[Material for this exercise start]
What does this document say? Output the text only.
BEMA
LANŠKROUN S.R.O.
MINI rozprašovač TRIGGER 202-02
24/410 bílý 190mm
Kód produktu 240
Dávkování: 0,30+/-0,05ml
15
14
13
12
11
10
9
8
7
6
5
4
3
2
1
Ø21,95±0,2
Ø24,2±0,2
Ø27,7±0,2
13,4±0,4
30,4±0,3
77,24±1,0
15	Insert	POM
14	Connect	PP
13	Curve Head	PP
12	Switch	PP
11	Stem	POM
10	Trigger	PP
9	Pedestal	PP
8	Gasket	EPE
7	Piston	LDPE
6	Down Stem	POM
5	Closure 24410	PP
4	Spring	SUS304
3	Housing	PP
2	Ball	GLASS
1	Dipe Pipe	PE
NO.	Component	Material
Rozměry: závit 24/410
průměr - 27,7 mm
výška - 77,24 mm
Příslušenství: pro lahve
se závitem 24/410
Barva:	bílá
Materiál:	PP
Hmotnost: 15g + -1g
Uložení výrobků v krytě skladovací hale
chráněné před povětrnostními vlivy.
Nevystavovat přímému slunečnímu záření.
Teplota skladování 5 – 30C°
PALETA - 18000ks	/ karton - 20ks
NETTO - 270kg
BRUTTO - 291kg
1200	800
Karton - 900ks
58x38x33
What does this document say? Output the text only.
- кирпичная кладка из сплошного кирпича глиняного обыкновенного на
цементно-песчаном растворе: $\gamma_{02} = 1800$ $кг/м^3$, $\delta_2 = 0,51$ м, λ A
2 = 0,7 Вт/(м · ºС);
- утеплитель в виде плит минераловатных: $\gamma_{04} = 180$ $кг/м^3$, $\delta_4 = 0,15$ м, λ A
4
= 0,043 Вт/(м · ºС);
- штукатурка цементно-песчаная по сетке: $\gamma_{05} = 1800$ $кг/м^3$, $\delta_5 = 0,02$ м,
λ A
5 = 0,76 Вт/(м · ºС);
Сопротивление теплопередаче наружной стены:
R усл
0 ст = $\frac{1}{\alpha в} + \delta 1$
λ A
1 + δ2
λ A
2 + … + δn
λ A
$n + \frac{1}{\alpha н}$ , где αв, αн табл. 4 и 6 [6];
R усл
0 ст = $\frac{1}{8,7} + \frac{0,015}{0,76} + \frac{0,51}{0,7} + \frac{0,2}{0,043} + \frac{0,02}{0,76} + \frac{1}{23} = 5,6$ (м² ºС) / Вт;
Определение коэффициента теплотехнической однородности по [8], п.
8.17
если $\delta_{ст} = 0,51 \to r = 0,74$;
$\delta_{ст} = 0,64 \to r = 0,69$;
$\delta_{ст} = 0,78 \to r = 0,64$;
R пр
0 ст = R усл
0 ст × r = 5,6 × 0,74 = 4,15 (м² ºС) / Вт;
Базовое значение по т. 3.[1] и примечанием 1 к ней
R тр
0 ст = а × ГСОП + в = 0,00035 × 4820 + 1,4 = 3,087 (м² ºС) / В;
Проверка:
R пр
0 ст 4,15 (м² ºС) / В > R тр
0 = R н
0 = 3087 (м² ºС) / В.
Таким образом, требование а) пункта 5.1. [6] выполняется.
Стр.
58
[Material for this exercise end]
Written exercise: Please repeat the listing exactly, with nothing left out.

Task output:
What does this document say? Output the text only.
BEMA
LANŠKROUN S.R.O.
MINI rozprašovač TRIGGER 202-02
24/410 bílý 190mm
Kód produktu 240
Dávkování: 0,30+/-0,05ml
15
14
13
12
11
10
9
8
7
6
5
4
3
2
1
Ø21,95±0,2
Ø24,2±0,2
Ø27,7±0,2
13,4±0,4
30,4±0,3
77,24±1,0
15	Insert	POM
14	Connect	PP
13	Curve Head	PP
12	Switch	PP
11	Stem	POM
10	Trigger	PP
9	Pedestal	PP
8	Gasket	EPE
7	Piston	LDPE
6	Down Stem	POM
5	Closure 24410	PP
4	Spring	SUS304
3	Housing	PP
2	Ball	GLASS
1	Dipe Pipe	PE
NO.	Component	Material
Rozměry: závit 24/410
průměr - 27,7 mm
výška - 77,24 mm
Příslušenství: pro lahve
se závitem 24/410
Barva:	bílá
Materiál:	PP
Hmotnost: 15g + -1g
Uložení výrobků v krytě skladovací hale
chráněné před povětrnostními vlivy.
Nevystavovat přímému slunečnímu záření.
Teplota skladování 5 – 30C°
PALETA - 18000ks	/ karton - 20ks
NETTO - 270kg
BRUTTO - 291kg
1200	800
Karton - 900ks
58x38x33
What does this document say? Output the text only.
- кирпичная кладка из сплошного кирпича глиняного обыкновенного на
цементно-песчаном растворе: $\gamma_{02} = 1800$ $кг/м^3$, $\delta_2 = 0,51$ м, λ A
2 = 0,7 Вт/(м · ºС);
- утеплитель в виде плит минераловатных: $\gamma_{04} = 180$ $кг/м^3$, $\delta_4 = 0,15$ м, λ A
4
= 0,043 Вт/(м · ºС);
- штукатурка цементно-песчаная по сетке: $\gamma_{05} = 1800$ $кг/м^3$, $\delta_5 = 0,02$ м,
λ A
5 = 0,76 Вт/(м · ºС);
Сопротивление теплопередаче наружной стены:
R усл
0 ст = $\frac{1}{\alpha в} + \delta 1$
λ A
1 + δ2
λ A
2 + … + δn
λ A
$n + \frac{1}{\alpha н}$ , где αв, αн табл. 4 и 6 [6];
R усл
0 ст = $\frac{1}{8,7} + \frac{0,015}{0,76} + \frac{0,51}{0,7} + \frac{0,2}{0,043} + \frac{0,02}{0,76} + \frac{1}{23} = 5,6$ (м² ºС) / Вт;
Определение коэффициента теплотехнической однородности по [8], п.
8.17
если $\delta_{ст} = 0,51 \to r = 0,74$;
$\delta_{ст} = 0,64 \to r = 0,69$;
$\delta_{ст} = 0,78 \to r = 0,64$;
R пр
0 ст = R усл
0 ст × r = 5,6 × 0,74 = 4,15 (м² ºС) / Вт;
Базовое значение по т. 3.[1] и примечанием 1 к ней
R тр
0 ст = а × ГСОП + в = 0,00035 × 4820 + 1,4 = 3,087 (м² ºС) / В;
Проверка:
R пр
0 ст 4,15 (м² ºС) / В > R тр
0 = R н
0 = 3087 (м² ºС) / В.
Таким образом, требование а) пункта 5.1. [6] выполняется.
Стр.
58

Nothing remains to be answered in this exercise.